*WHAT THE TASK ASKS*
Return the records that follow, matching each one exactly.

-- START OF DATA EXCERPTS --

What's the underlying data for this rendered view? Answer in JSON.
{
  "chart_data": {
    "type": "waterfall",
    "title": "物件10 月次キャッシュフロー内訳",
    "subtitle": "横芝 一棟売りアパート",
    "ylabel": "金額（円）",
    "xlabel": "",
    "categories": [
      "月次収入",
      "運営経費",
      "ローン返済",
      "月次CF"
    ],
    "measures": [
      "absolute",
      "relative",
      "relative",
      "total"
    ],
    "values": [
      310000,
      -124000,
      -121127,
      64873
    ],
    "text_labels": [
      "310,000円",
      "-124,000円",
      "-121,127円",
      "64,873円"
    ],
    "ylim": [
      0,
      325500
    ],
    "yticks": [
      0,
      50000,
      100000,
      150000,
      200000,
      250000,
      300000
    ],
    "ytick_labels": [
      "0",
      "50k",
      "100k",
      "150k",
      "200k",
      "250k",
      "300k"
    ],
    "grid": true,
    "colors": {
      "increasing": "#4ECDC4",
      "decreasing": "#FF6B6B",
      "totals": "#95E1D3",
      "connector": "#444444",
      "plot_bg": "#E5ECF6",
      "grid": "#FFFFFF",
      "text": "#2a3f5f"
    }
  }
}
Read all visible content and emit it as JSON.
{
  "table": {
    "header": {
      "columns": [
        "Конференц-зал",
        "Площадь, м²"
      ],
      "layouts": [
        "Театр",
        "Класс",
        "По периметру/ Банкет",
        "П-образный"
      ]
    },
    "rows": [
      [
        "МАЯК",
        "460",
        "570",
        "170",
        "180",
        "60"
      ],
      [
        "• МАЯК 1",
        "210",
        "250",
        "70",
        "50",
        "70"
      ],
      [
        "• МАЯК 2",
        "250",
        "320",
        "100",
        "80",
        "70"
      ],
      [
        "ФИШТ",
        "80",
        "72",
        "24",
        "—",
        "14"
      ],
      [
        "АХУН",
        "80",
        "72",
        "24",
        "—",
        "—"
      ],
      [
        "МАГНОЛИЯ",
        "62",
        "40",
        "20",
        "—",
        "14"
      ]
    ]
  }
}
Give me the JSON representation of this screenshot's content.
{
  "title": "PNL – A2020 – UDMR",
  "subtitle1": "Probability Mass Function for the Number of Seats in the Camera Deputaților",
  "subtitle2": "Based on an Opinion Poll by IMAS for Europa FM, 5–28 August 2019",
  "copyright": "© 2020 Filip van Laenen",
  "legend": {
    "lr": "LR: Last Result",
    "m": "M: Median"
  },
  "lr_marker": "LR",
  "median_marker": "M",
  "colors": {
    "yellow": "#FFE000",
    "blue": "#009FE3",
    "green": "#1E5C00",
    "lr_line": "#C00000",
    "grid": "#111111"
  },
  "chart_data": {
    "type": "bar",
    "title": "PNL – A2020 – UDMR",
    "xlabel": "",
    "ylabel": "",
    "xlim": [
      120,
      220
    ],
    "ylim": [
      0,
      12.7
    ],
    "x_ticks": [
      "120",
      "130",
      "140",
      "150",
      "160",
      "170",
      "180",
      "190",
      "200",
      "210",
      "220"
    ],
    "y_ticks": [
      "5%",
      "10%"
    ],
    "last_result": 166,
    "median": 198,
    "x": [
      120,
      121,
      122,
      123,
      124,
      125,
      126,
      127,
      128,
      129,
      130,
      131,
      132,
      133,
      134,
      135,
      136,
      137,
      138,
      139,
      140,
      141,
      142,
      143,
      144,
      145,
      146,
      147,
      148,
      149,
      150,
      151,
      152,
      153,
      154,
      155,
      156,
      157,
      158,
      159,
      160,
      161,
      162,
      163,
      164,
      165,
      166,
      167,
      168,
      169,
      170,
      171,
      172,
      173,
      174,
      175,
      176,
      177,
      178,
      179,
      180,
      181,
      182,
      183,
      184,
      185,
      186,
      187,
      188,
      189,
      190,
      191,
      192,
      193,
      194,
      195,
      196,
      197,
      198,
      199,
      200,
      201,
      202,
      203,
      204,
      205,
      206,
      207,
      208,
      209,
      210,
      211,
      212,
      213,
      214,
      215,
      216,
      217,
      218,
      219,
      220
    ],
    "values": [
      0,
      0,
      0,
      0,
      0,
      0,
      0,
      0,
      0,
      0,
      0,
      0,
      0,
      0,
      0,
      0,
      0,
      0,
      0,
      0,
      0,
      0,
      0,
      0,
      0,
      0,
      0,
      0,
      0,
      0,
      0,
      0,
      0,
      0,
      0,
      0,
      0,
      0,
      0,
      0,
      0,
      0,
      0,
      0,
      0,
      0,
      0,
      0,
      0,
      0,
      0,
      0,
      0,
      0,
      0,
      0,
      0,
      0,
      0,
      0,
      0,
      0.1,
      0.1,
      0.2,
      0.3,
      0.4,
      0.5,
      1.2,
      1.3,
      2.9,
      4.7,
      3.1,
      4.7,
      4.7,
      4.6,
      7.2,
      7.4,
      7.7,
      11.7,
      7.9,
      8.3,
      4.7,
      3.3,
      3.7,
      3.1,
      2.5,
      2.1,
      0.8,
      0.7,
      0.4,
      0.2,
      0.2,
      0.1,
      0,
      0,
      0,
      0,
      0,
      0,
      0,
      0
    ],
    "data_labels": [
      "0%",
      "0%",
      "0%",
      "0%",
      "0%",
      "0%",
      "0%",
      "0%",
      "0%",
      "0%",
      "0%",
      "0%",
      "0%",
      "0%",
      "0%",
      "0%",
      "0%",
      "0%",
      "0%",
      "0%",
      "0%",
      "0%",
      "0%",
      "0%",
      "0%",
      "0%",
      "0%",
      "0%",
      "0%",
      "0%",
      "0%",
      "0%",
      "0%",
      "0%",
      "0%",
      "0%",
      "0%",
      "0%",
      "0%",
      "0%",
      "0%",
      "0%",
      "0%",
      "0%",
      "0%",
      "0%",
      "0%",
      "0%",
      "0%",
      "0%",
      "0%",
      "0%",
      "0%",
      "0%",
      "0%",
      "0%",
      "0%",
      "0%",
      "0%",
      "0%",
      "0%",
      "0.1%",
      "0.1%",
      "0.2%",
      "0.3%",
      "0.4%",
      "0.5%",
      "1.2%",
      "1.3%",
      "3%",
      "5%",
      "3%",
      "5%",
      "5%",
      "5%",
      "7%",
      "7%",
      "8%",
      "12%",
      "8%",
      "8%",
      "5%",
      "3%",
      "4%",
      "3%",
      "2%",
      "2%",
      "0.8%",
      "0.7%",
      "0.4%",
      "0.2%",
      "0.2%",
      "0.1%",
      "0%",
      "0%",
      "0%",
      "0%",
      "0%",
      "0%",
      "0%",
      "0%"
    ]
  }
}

-- END OF DATA EXCERPTS --

*PROBLEM SOLUTION*
What's the underlying data for this rendered view? Answer in JSON.
{
  "chart_data": {
    "type": "waterfall",
    "title": "物件10 月次キャッシュフロー内訳",
    "subtitle": "横芝 一棟売りアパート",
    "ylabel": "金額（円）",
    "xlabel": "",
    "categories": [
      "月次収入",
      "運営経費",
      "ローン返済",
      "月次CF"
    ],
    "measures": [
      "absolute",
      "relative",
      "relative",
      "total"
    ],
    "values": [
      310000,
      -124000,
      -121127,
      64873
    ],
    "text_labels": [
      "310,000円",
      "-124,000円",
      "-121,127円",
      "64,873円"
    ],
    "ylim": [
      0,
      325500
    ],
    "yticks": [
      0,
      50000,
      100000,
      150000,
      200000,
      250000,
      300000
    ],
    "ytick_labels": [
      "0",
      "50k",
      "100k",
      "150k",
      "200k",
      "250k",
      "300k"
    ],
    "grid": true,
    "colors": {
      "increasing": "#4ECDC4",
      "decreasing": "#FF6B6B",
      "totals": "#95E1D3",
      "connector": "#444444",
      "plot_bg": "#E5ECF6",
      "grid": "#FFFFFF",
      "text": "#2a3f5f"
    }
  }
}
Read all visible content and emit it as JSON.
{
  "table": {
    "header": {
      "columns": [
        "Конференц-зал",
        "Площадь, м²"
      ],
      "layouts": [
        "Театр",
        "Класс",
        "По периметру/ Банкет",
        "П-образный"
      ]
    },
    "rows": [
      [
        "МАЯК",
        "460",
        "570",
        "170",
        "180",
        "60"
      ],
      [
        "• МАЯК 1",
        "210",
        "250",
        "70",
        "50",
        "70"
      ],
      [
        "• МАЯК 2",
        "250",
        "320",
        "100",
        "80",
        "70"
      ],
      [
        "ФИШТ",
        "80",
        "72",
        "24",
        "—",
        "14"
      ],
      [
        "АХУН",
        "80",
        "72",
        "24",
        "—",
        "—"
      ],
      [
        "МАГНОЛИЯ",
        "62",
        "40",
        "20",
        "—",
        "14"
      ]
    ]
  }
}
Give me the JSON representation of this screenshot's content.
{
  "title": "PNL – A2020 – UDMR",
  "subtitle1": "Probability Mass Function for the Number of Seats in the Camera Deputaților",
  "subtitle2": "Based on an Opinion Poll by IMAS for Europa FM, 5–28 August 2019",
  "copyright": "© 2020 Filip van Laenen",
  "legend": {
    "lr": "LR: Last Result",
    "m": "M: Median"
  },
  "lr_marker": "LR",
  "median_marker": "M",
  "colors": {
    "yellow": "#FFE000",
    "blue": "#009FE3",
    "green": "#1E5C00",
    "lr_line": "#C00000",
    "grid": "#111111"
  },
  "chart_data": {
    "type": "bar",
    "title": "PNL – A2020 – UDMR",
    "xlabel": "",
    "ylabel": "",
    "xlim": [
      120,
      220
    ],
    "ylim": [
      0,
      12.7
    ],
    "x_ticks": [
      "120",
      "130",
      "140",
      "150",
      "160",
      "170",
      "180",
      "190",
      "200",
      "210",
      "220"
    ],
    "y_ticks": [
      "5%",
      "10%"
    ],
    "last_result": 166,
    "median": 198,
    "x": [
      120,
      121,
      122,
      123,
      124,
      125,
      126,
      127,
      128,
      129,
      130,
      131,
      132,
      133,
      134,
      135,
      136,
      137,
      138,
      139,
      140,
      141,
      142,
      143,
      144,
      145,
      146,
      147,
      148,
      149,
      150,
      151,
      152,
      153,
      154,
      155,
      156,
      157,
      158,
      159,
      160,
      161,
      162,
      163,
      164,
      165,
      166,
      167,
      168,
      169,
      170,
      171,
      172,
      173,
      174,
      175,
      176,
      177,
      178,
      179,
      180,
      181,
      182,
      183,
      184,
      185,
      186,
      187,
      188,
      189,
      190,
      191,
      192,
      193,
      194,
      195,
      196,
      197,
      198,
      199,
      200,
      201,
      202,
      203,
      204,
      205,
      206,
      207,
      208,
      209,
      210,
      211,
      212,
      213,
      214,
      215,
      216,
      217,
      218,
      219,
      220
    ],
    "values": [
      0,
      0,
      0,
      0,
      0,
      0,
      0,
      0,
      0,
      0,
      0,
      0,
      0,
      0,
      0,
      0,
      0,
      0,
      0,
      0,
      0,
      0,
      0,
      0,
      0,
      0,
      0,
      0,
      0,
      0,
      0,
      0,
      0,
      0,
      0,
      0,
      0,
      0,
      0,
      0,
      0,
      0,
      0,
      0,
      0,
      0,
      0,
      0,
      0,
      0,
      0,
      0,
      0,
      0,
      0,
      0,
      0,
      0,
      0,
      0,
      0,
      0.1,
      0.1,
      0.2,
      0.3,
      0.4,
      0.5,
      1.2,
      1.3,
      2.9,
      4.7,
      3.1,
      4.7,
      4.7,
      4.6,
      7.2,
      7.4,
      7.7,
      11.7,
      7.9,
      8.3,
      4.7,
      3.3,
      3.7,
      3.1,
      2.5,
      2.1,
      0.8,
      0.7,
      0.4,
      0.2,
      0.2,
      0.1,
      0,
      0,
      0,
      0,
      0,
      0,
      0,
      0
    ],
    "data_labels": [
      "0%",
      "0%",
      "0%",
      "0%",
      "0%",
      "0%",
      "0%",
      "0%",
      "0%",
      "0%",
      "0%",
      "0%",
      "0%",
      "0%",
      "0%",
      "0%",
      "0%",
      "0%",
      "0%",
      "0%",
      "0%",
      "0%",
      "0%",
      "0%",
      "0%",
      "0%",
      "0%",
      "0%",
      "0%",
      "0%",
      "0%",
      "0%",
      "0%",
      "0%",
      "0%",
      "0%",
      "0%",
      "0%",
      "0%",
      "0%",
      "0%",
      "0%",
      "0%",
      "0%",
      "0%",
      "0%",
      "0%",
      "0%",
      "0%",
      "0%",
      "0%",
      "0%",
      "0%",
      "0%",
      "0%",
      "0%",
      "0%",
      "0%",
      "0%",
      "0%",
      "0%",
      "0.1%",
      "0.1%",
      "0.2%",
      "0.3%",
      "0.4%",
      "0.5%",
      "1.2%",
      "1.3%",
      "3%",
      "5%",
      "3%",
      "5%",
      "5%",
      "5%",
      "7%",
      "7%",
      "8%",
      "12%",
      "8%",
      "8%",
      "5%",
      "3%",
      "4%",
      "3%",
      "2%",
      "2%",
      "0.8%",
      "0.7%",
      "0.4%",
      "0.2%",
      "0.2%",
      "0.1%",
      "0%",
      "0%",
      "0%",
      "0%",
      "0%",
      "0%",
      "0%",
      "0%"
    ]
  }
}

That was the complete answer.